*Data in this exercise:*

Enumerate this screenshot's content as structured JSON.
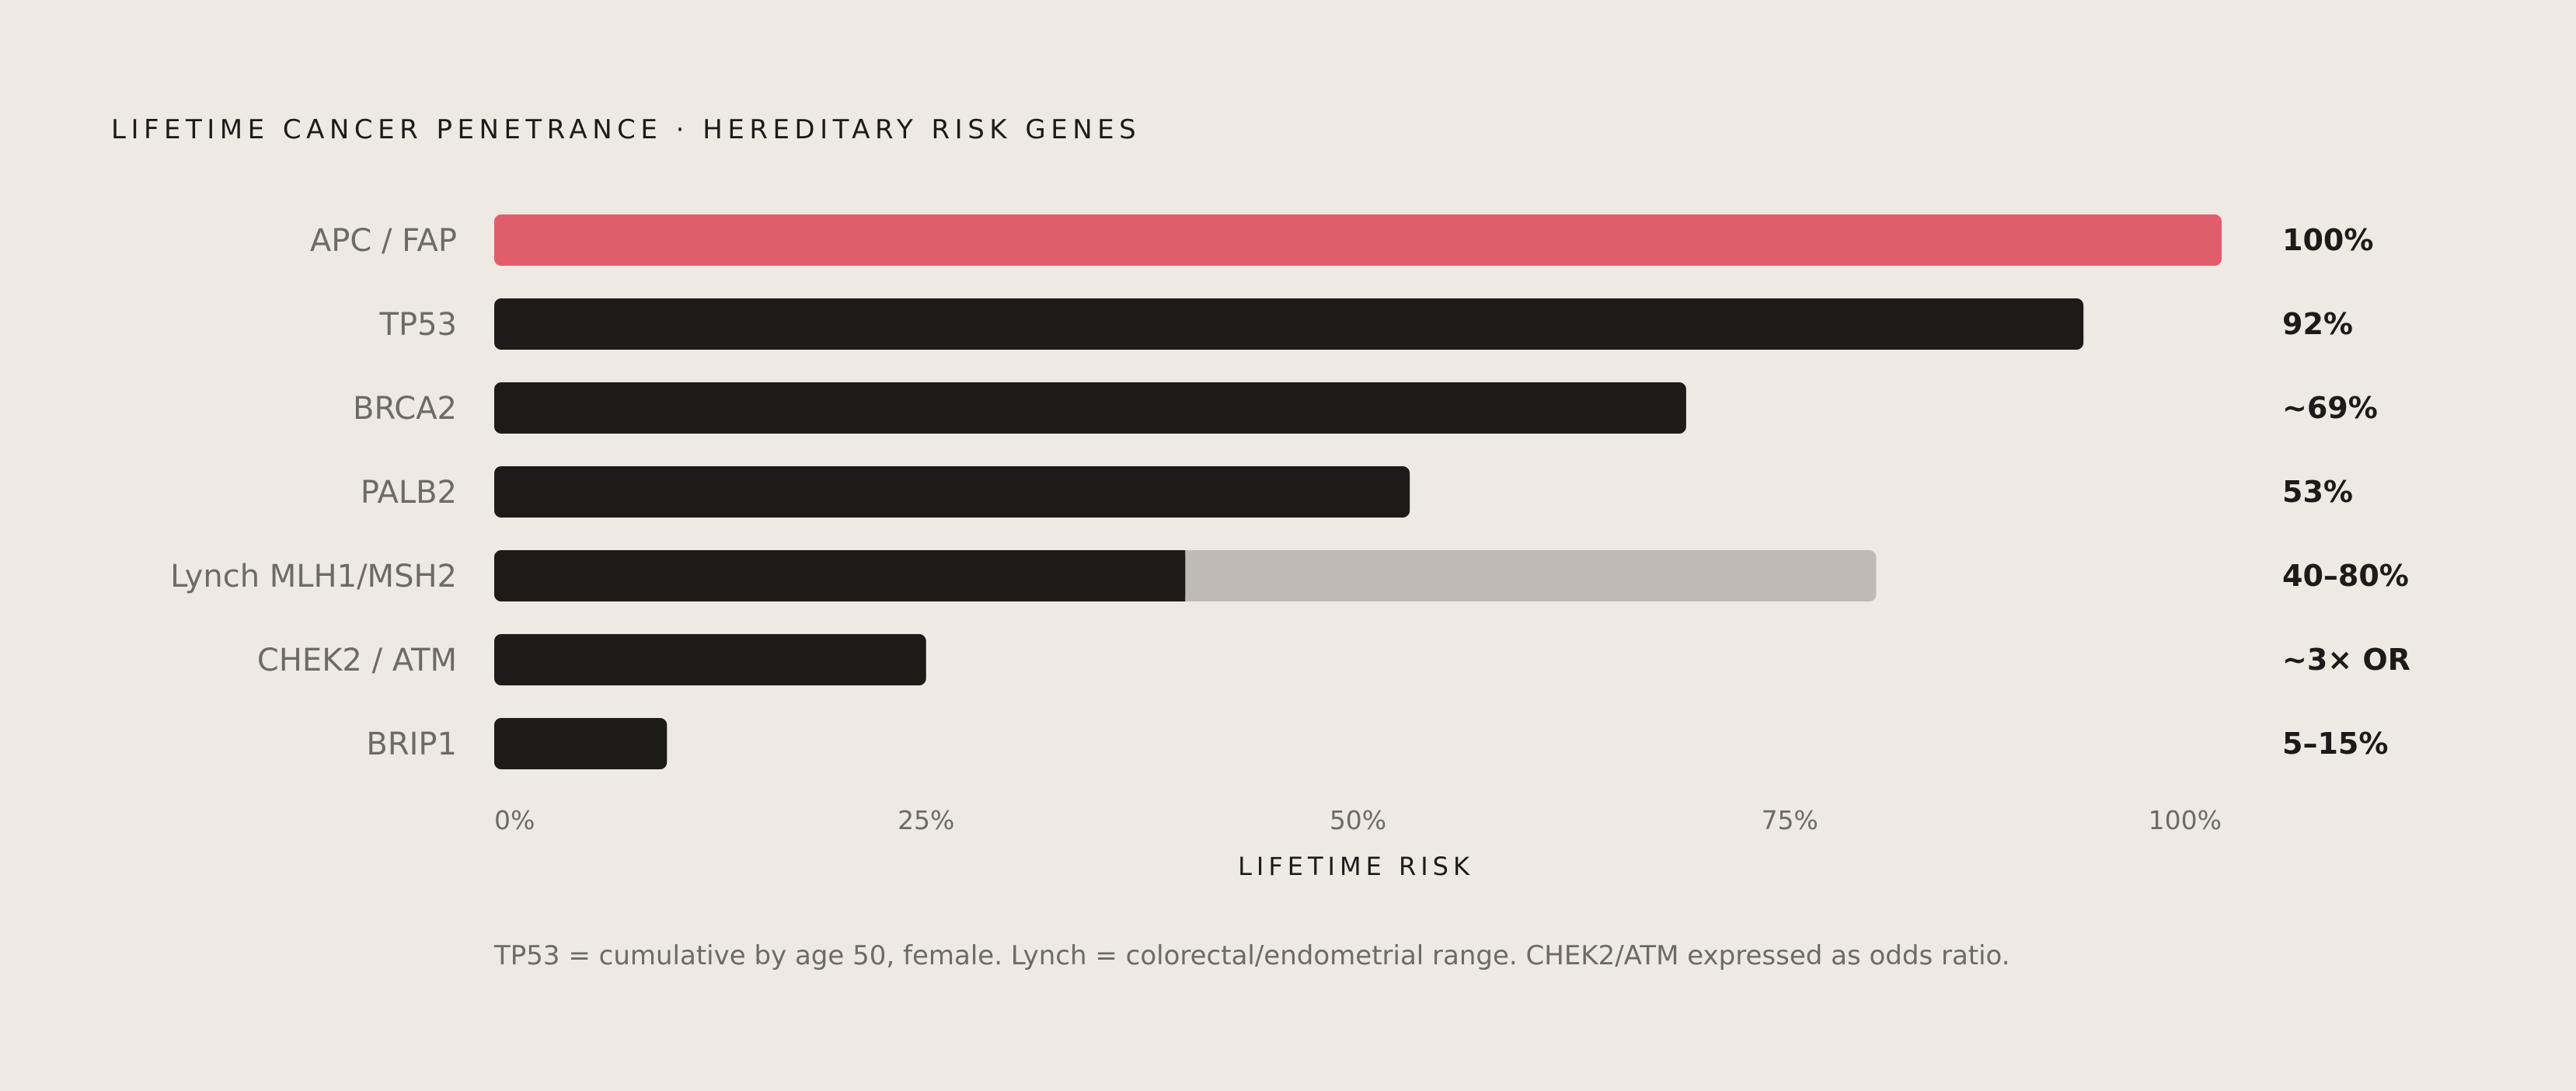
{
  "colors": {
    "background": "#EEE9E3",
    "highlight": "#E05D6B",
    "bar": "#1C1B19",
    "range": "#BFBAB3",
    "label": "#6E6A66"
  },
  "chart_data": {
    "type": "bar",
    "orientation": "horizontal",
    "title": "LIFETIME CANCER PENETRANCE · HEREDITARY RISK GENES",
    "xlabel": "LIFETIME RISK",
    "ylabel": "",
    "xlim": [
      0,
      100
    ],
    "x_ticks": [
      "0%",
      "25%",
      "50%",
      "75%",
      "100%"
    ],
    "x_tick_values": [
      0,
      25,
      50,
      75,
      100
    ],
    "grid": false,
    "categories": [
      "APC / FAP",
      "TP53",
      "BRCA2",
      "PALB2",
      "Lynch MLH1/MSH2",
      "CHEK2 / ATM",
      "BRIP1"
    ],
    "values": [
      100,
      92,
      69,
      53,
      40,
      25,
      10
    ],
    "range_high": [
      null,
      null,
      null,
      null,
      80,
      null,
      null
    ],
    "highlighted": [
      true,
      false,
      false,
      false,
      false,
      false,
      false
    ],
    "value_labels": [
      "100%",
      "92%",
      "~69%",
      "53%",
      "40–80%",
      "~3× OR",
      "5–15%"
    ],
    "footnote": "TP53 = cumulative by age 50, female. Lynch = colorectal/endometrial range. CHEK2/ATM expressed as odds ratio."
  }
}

*Task details:*
What is needed is an exact printout of every record above, with the pictures left out.

*Result for this exercise:*
Enumerate this screenshot's content as structured JSON.
{
  "colors": {
    "background": "#EEE9E3",
    "highlight": "#E05D6B",
    "bar": "#1C1B19",
    "range": "#BFBAB3",
    "label": "#6E6A66"
  },
  "chart_data": {
    "type": "bar",
    "orientation": "horizontal",
    "title": "LIFETIME CANCER PENETRANCE · HEREDITARY RISK GENES",
    "xlabel": "LIFETIME RISK",
    "ylabel": "",
    "xlim": [
      0,
      100
    ],
    "x_ticks": [
      "0%",
      "25%",
      "50%",
      "75%",
      "100%"
    ],
    "x_tick_values": [
      0,
      25,
      50,
      75,
      100
    ],
    "grid": false,
    "categories": [
      "APC / FAP",
      "TP53",
      "BRCA2",
      "PALB2",
      "Lynch MLH1/MSH2",
      "CHEK2 / ATM",
      "BRIP1"
    ],
    "values": [
      100,
      92,
      69,
      53,
      40,
      25,
      10
    ],
    "range_high": [
      null,
      null,
      null,
      null,
      80,
      null,
      null
    ],
    "highlighted": [
      true,
      false,
      false,
      false,
      false,
      false,
      false
    ],
    "value_labels": [
      "100%",
      "92%",
      "~69%",
      "53%",
      "40–80%",
      "~3× OR",
      "5–15%"
    ],
    "footnote": "TP53 = cumulative by age 50, female. Lynch = colorectal/endometrial range. CHEK2/ATM expressed as odds ratio."
  }
}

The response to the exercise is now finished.